#### Stated goal
Copy the material below word for word, starting with the line that contains "puzzle-grid-3: 2232111 (189, 6, 255, 72)" and going on through the line that contains "grid-cell: 3 (54, 6, 76, 28)", with both of those lines included.

#### Recorded data
****************

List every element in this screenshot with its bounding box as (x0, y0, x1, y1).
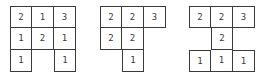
puzzle-grid-3: 2232111 (189, 6, 255, 72)
grid-cell: 1 (32, 6, 54, 28)
grid-cell: 1 (54, 28, 76, 50)
grid-cell: 2 (10, 6, 32, 28)
grid-cell-empty (100, 50, 122, 72)
grid-cell-empty (233, 28, 255, 50)
grid-cell: 3 (144, 6, 166, 28)
grid-cell: 3 (233, 6, 255, 28)
grid-cell-empty (144, 28, 166, 50)
grid-cell: 2 (100, 28, 122, 50)
grid-cell: 1 (10, 50, 32, 72)
grid-cell: 2 (211, 6, 233, 28)
grid-cell: 2 (211, 28, 233, 50)
grid-cell-empty (32, 50, 54, 72)
puzzle-grid-2: 223221 (100, 6, 166, 72)
grid-cell: 2 (100, 6, 122, 28)
grid-cell: 1 (54, 50, 76, 72)
grid-cell: 1 (10, 28, 32, 50)
grid-cell: 2 (189, 6, 211, 28)
grid-cell: 1 (189, 50, 211, 72)
grid-cell: 1 (233, 50, 255, 72)
puzzle-canvas: 21312111 223221 2232111 (0, 0, 265, 75)
grid-cell: 2 (122, 28, 144, 50)
puzzle-grid-1: 21312111 (10, 6, 76, 72)
grid-cell: 1 (211, 50, 233, 72)
grid-cell: 1 (122, 50, 144, 72)
grid-cell: 2 (32, 28, 54, 50)
grid-cell: 2 (122, 6, 144, 28)
grid-cell-empty (144, 50, 166, 72)
grid-cell-empty (189, 28, 211, 50)
grid-cell: 3 (54, 6, 76, 28)
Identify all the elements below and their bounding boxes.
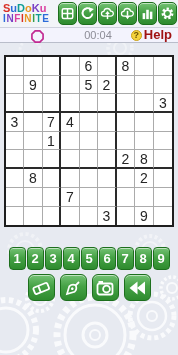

****************

#### Exercise response
puzzle-grid-3: 2232111 (189, 6, 255, 72)
grid-cell: 1 (32, 6, 54, 28)
grid-cell: 1 (54, 28, 76, 50)
grid-cell: 2 (10, 6, 32, 28)
grid-cell-empty (100, 50, 122, 72)
grid-cell-empty (233, 28, 255, 50)
grid-cell: 3 (144, 6, 166, 28)
grid-cell: 3 (233, 6, 255, 28)
grid-cell-empty (144, 28, 166, 50)
grid-cell: 2 (100, 28, 122, 50)
grid-cell: 1 (10, 50, 32, 72)
grid-cell: 2 (211, 6, 233, 28)
grid-cell: 2 (211, 28, 233, 50)
grid-cell-empty (32, 50, 54, 72)
puzzle-grid-2: 223221 (100, 6, 166, 72)
grid-cell: 2 (100, 6, 122, 28)
grid-cell: 1 (54, 50, 76, 72)
grid-cell: 1 (10, 28, 32, 50)
grid-cell: 2 (189, 6, 211, 28)
grid-cell: 1 (189, 50, 211, 72)
grid-cell: 1 (233, 50, 255, 72)
puzzle-canvas: 21312111 223221 2232111 (0, 0, 265, 75)
grid-cell: 2 (122, 28, 144, 50)
puzzle-grid-1: 21312111 (10, 6, 76, 72)
grid-cell: 1 (211, 50, 233, 72)
grid-cell: 1 (122, 50, 144, 72)
grid-cell: 2 (32, 28, 54, 50)
grid-cell: 2 (122, 6, 144, 28)
grid-cell-empty (144, 50, 166, 72)
grid-cell-empty (189, 28, 211, 50)
grid-cell: 3 (54, 6, 76, 28)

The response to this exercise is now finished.